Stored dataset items
──────

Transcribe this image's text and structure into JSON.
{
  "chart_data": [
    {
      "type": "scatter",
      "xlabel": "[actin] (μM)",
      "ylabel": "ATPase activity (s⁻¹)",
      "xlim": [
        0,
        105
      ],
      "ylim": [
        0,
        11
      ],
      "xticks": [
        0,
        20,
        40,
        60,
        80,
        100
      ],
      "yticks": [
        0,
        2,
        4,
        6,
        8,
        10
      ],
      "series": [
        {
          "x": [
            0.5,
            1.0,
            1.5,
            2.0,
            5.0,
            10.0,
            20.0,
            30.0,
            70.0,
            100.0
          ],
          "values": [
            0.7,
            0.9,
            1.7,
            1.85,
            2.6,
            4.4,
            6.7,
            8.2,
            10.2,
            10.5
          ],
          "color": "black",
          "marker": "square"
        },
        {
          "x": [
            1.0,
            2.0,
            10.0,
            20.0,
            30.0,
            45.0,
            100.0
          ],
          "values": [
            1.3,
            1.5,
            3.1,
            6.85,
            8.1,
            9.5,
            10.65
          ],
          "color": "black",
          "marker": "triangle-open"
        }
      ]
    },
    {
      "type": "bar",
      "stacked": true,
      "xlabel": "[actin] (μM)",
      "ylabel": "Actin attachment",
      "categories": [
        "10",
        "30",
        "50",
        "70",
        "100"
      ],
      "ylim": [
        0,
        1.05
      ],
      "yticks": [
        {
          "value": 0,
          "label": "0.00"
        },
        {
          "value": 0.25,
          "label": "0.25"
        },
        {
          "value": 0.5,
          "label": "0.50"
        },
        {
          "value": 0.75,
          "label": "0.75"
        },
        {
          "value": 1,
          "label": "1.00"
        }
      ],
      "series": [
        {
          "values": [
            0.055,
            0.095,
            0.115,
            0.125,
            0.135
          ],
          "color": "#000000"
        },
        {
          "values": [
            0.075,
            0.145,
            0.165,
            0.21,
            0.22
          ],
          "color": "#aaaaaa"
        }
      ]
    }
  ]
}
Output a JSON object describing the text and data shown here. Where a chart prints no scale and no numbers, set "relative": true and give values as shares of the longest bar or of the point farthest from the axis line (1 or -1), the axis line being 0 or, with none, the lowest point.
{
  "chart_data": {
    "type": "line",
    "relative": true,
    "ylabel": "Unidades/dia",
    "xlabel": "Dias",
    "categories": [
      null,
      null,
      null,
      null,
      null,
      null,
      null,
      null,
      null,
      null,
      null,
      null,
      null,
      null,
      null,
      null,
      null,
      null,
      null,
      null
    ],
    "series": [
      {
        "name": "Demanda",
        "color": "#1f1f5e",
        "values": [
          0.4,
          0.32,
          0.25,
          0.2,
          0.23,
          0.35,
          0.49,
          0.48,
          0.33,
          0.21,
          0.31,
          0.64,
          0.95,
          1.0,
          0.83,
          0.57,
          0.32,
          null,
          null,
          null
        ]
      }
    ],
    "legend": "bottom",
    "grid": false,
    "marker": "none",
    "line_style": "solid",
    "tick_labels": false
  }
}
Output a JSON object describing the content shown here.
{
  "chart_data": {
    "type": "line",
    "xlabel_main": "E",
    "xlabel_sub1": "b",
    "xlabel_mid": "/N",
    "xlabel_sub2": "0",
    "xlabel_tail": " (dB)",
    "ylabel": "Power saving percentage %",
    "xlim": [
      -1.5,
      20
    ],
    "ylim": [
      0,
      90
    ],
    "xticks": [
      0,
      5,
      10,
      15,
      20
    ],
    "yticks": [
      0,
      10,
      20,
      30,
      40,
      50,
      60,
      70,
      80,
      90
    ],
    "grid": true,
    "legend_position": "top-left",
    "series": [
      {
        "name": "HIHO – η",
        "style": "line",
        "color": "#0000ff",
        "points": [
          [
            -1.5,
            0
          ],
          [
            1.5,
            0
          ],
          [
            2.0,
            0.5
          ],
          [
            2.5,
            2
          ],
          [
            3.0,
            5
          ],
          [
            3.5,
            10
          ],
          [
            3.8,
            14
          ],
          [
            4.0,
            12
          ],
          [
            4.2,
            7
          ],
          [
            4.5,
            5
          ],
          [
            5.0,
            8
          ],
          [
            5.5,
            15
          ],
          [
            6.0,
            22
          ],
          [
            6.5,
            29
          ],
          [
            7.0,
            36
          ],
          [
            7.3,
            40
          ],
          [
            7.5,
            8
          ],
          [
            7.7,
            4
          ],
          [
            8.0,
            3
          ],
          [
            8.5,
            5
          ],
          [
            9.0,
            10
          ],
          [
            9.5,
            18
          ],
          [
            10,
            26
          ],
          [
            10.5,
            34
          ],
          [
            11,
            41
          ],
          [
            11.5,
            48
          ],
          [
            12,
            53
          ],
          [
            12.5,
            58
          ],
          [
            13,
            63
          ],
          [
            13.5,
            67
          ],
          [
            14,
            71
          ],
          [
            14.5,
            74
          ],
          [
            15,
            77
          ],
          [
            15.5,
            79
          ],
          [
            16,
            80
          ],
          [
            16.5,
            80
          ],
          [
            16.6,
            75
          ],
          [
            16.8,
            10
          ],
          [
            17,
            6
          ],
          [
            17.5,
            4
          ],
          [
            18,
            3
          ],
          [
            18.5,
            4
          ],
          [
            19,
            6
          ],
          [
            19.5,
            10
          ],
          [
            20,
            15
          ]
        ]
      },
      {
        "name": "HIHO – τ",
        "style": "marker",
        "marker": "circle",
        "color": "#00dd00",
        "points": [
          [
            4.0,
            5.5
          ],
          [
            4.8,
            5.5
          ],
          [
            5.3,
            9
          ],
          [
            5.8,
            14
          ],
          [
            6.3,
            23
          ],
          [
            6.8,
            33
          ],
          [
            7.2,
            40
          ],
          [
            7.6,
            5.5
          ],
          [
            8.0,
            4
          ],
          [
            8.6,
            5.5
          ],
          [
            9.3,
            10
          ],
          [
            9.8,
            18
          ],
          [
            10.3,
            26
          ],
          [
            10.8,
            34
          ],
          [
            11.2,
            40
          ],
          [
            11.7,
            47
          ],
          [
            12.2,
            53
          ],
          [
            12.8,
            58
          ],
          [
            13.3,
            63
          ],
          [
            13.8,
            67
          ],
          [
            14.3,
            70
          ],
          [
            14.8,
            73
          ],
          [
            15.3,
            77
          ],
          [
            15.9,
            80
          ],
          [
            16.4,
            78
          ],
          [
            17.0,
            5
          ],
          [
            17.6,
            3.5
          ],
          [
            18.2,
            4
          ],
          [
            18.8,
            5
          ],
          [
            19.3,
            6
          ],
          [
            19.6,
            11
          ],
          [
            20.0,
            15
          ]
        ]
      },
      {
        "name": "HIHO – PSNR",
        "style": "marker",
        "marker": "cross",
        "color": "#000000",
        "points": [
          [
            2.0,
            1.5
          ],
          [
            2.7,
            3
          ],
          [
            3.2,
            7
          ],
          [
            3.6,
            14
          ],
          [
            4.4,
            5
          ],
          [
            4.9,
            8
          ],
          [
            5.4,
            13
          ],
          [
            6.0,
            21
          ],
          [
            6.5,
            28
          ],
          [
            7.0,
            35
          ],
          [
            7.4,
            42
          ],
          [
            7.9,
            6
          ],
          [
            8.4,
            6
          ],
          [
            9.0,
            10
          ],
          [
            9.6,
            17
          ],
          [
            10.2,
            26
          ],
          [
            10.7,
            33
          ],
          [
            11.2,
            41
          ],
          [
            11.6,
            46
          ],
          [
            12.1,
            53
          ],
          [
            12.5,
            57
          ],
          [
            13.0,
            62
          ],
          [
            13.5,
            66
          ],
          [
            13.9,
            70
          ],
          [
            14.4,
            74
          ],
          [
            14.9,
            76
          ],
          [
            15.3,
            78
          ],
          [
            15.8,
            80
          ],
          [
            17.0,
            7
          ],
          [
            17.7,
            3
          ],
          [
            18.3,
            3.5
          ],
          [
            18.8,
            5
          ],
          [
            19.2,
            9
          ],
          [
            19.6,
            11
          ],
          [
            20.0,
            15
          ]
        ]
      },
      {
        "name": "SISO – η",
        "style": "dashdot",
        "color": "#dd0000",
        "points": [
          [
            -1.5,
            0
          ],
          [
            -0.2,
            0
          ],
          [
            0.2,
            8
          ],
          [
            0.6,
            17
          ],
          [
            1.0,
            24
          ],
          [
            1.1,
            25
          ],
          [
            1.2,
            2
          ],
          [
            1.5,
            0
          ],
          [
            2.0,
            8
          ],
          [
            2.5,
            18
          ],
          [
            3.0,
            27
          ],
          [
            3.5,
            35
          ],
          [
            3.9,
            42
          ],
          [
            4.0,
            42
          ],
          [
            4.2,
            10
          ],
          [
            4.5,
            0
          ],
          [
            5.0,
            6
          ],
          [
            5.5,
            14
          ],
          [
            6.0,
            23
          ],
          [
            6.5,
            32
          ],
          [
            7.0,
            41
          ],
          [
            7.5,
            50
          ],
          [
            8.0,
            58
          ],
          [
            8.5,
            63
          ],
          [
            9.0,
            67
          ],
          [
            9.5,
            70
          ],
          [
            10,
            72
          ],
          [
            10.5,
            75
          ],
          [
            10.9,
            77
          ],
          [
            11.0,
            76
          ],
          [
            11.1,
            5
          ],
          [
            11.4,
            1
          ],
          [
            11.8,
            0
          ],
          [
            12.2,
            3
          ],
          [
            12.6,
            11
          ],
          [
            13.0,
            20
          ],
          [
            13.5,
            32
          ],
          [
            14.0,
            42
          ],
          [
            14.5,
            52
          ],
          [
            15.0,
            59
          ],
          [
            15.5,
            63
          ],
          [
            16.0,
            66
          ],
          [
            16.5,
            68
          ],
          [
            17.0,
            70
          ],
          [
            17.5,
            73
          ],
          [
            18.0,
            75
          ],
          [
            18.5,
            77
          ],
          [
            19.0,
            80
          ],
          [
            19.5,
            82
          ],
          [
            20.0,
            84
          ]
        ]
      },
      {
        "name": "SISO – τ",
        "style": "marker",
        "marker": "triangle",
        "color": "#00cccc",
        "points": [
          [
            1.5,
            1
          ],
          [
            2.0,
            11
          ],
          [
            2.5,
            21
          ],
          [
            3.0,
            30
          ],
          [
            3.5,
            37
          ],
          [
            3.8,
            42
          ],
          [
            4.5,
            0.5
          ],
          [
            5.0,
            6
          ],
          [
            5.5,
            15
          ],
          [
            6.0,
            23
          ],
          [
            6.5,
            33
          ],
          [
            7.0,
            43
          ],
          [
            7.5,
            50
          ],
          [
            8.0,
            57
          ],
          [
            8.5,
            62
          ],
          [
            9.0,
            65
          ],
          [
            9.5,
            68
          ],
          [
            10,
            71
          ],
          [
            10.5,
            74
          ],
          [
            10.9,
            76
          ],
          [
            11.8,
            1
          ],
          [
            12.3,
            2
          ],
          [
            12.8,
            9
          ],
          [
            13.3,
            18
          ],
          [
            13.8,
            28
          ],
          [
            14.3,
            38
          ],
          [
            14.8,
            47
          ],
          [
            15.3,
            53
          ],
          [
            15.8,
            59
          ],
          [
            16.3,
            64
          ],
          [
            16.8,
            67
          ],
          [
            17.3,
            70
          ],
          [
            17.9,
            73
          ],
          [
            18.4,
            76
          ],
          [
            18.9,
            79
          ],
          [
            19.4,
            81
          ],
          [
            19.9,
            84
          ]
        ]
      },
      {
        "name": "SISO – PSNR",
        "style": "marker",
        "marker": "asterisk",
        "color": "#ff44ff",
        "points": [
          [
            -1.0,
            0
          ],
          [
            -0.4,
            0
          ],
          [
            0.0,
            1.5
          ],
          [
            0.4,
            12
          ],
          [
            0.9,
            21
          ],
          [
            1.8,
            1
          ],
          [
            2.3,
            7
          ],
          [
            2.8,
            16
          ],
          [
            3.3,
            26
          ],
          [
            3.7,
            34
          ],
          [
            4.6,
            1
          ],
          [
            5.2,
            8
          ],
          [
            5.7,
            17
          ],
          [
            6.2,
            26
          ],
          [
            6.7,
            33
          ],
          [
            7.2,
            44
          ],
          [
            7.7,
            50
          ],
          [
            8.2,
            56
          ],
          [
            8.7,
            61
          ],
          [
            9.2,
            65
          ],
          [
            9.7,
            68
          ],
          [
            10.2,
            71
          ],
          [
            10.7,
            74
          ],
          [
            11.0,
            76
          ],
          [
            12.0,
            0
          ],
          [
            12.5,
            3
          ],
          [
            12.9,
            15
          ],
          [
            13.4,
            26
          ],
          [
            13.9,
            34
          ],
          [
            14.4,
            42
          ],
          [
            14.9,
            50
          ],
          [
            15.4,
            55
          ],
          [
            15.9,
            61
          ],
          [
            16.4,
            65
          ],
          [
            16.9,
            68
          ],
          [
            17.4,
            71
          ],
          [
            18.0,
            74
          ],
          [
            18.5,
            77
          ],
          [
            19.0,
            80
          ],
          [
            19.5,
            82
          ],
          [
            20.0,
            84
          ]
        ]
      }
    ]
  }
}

──────

Stated goal: Where a line holds "ylabel", copy it out.

Problem solution:
      "ylabel": "ATPase activity (s⁻¹)",
      "ylabel": "Actin attachment",
    "ylabel": "Unidades/dia",
    "ylabel": "Power saving percentage %",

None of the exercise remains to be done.